### TASK OBJECTIVE:
Your task is to give the listing below back word for word, pictures excluded.

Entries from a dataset
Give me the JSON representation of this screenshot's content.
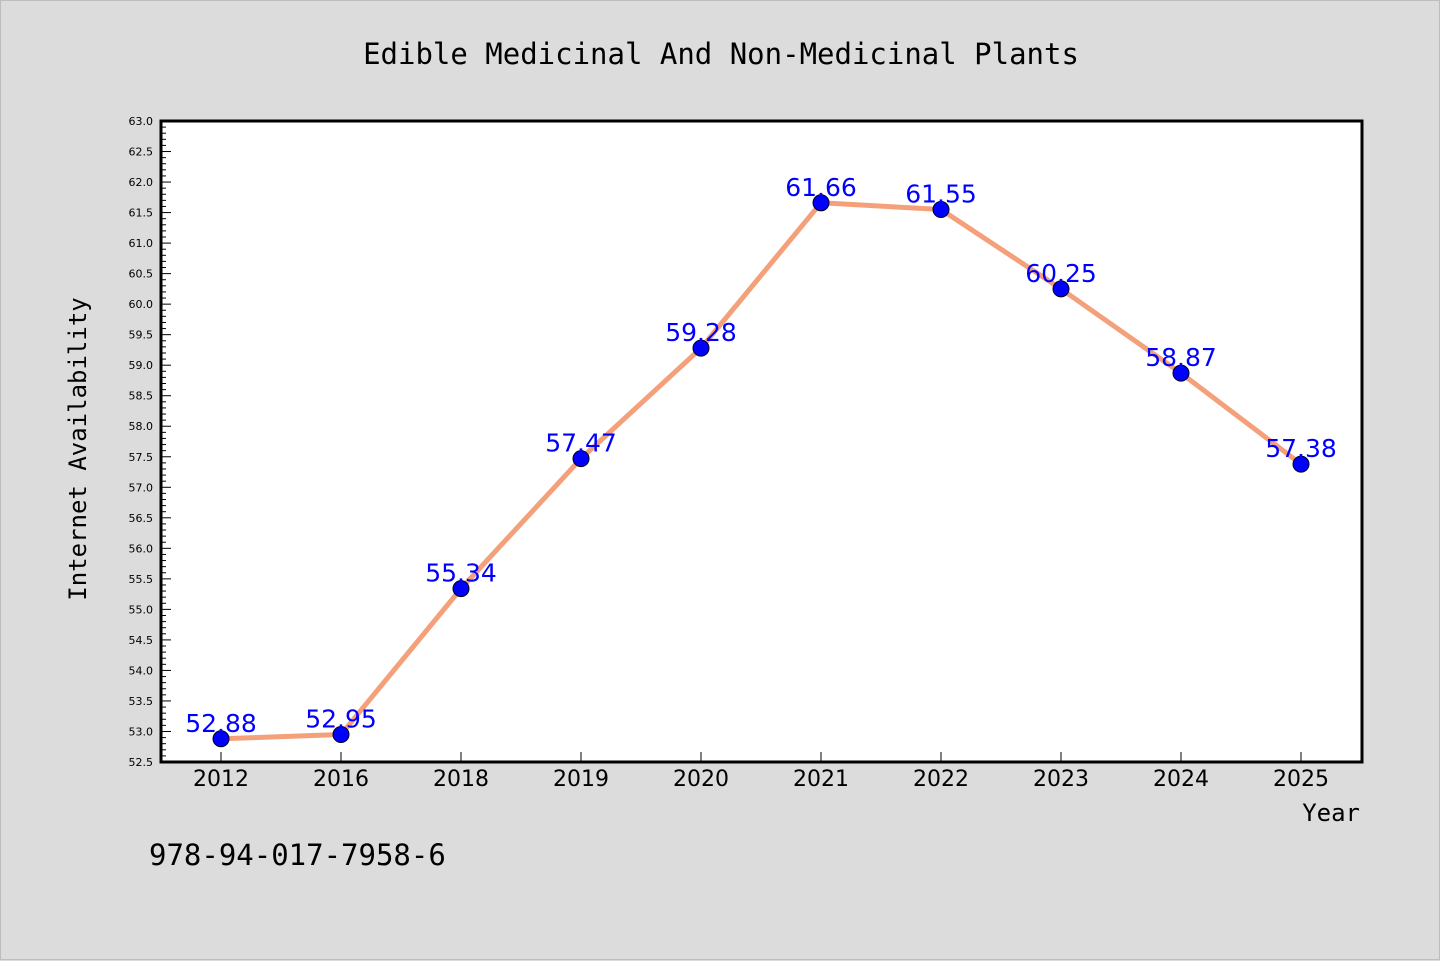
{
  "chart_data": {
    "type": "line",
    "title": "Edible Medicinal And Non-Medicinal Plants",
    "xlabel": "Year",
    "ylabel": "Internet Availability",
    "categories": [
      "2012",
      "2016",
      "2018",
      "2019",
      "2020",
      "2021",
      "2022",
      "2023",
      "2024",
      "2025"
    ],
    "series": [
      {
        "values": [
          52.88,
          52.95,
          55.34,
          57.47,
          59.28,
          61.66,
          61.55,
          60.25,
          58.87,
          57.38
        ],
        "line_color": "#f4a07a",
        "marker_color": "#0000ff"
      }
    ],
    "data_labels": [
      "52.88",
      "52.95",
      "55.34",
      "57.47",
      "59.28",
      "61.66",
      "61.55",
      "60.25",
      "58.87",
      "57.38"
    ],
    "ylim": [
      52.5,
      63.0
    ],
    "yticks": [
      "52.5",
      "53.0",
      "53.5",
      "54.0",
      "54.5",
      "55.0",
      "55.5",
      "56.0",
      "56.5",
      "57.0",
      "57.5",
      "58.0",
      "58.5",
      "59.0",
      "59.5",
      "60.0",
      "60.5",
      "61.0",
      "61.5",
      "62.0",
      "62.5",
      "63.0"
    ],
    "grid": false,
    "legend": "none"
  },
  "footer_text": "978-94-017-7958-6",
  "colors": {
    "background": "#dcdcdc",
    "plot_background": "#ffffff",
    "line": "#f4a07a",
    "marker": "#0000ff",
    "label": "#0000ff"
  }
}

### SOLUTION FOR THIS PROBLEM:
Give me the JSON representation of this screenshot's content.
{
  "chart_data": {
    "type": "line",
    "title": "Edible Medicinal And Non-Medicinal Plants",
    "xlabel": "Year",
    "ylabel": "Internet Availability",
    "categories": [
      "2012",
      "2016",
      "2018",
      "2019",
      "2020",
      "2021",
      "2022",
      "2023",
      "2024",
      "2025"
    ],
    "series": [
      {
        "values": [
          52.88,
          52.95,
          55.34,
          57.47,
          59.28,
          61.66,
          61.55,
          60.25,
          58.87,
          57.38
        ],
        "line_color": "#f4a07a",
        "marker_color": "#0000ff"
      }
    ],
    "data_labels": [
      "52.88",
      "52.95",
      "55.34",
      "57.47",
      "59.28",
      "61.66",
      "61.55",
      "60.25",
      "58.87",
      "57.38"
    ],
    "ylim": [
      52.5,
      63.0
    ],
    "yticks": [
      "52.5",
      "53.0",
      "53.5",
      "54.0",
      "54.5",
      "55.0",
      "55.5",
      "56.0",
      "56.5",
      "57.0",
      "57.5",
      "58.0",
      "58.5",
      "59.0",
      "59.5",
      "60.0",
      "60.5",
      "61.0",
      "61.5",
      "62.0",
      "62.5",
      "63.0"
    ],
    "grid": false,
    "legend": "none"
  },
  "footer_text": "978-94-017-7958-6",
  "colors": {
    "background": "#dcdcdc",
    "plot_background": "#ffffff",
    "line": "#f4a07a",
    "marker": "#0000ff",
    "label": "#0000ff"
  }
}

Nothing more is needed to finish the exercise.